=== Records for the task ===

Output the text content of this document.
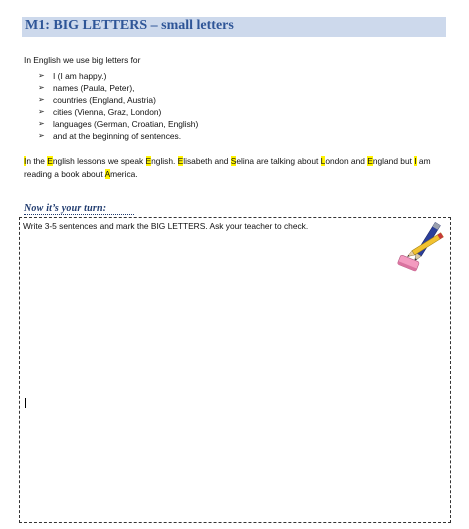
M1: BIG LETTERS – small letters
In English we use big letters for
➢ I (I am happy.)
➢ names (Paula, Peter),
➢ countries (England, Austria)
➢ cities (Vienna, Graz, London)
➢ languages (German, Croatian, English)
➢ and at the beginning of sentences.
In the English lessons we speak English. Elisabeth and Selina are talking about London and England but I am reading a book about America.
Now it’s your turn:
Write 3-5 sentences and mark the BIG LETTERS. Ask your teacher to check.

===

Task requirements –
The material above holds pictures; copy everything else in it exactly.

Answer to this exercise –
Output the text content of this document.
M1: BIG LETTERS – small letters
In English we use big letters for
➢ I (I am happy.)
➢ names (Paula, Peter),
➢ countries (England, Austria)
➢ cities (Vienna, Graz, London)
➢ languages (German, Croatian, English)
➢ and at the beginning of sentences.
In the English lessons we speak English. Elisabeth and Selina are talking about London and England but I am reading a book about America.
Now it’s your turn:
Write 3-5 sentences and mark the BIG LETTERS. Ask your teacher to check.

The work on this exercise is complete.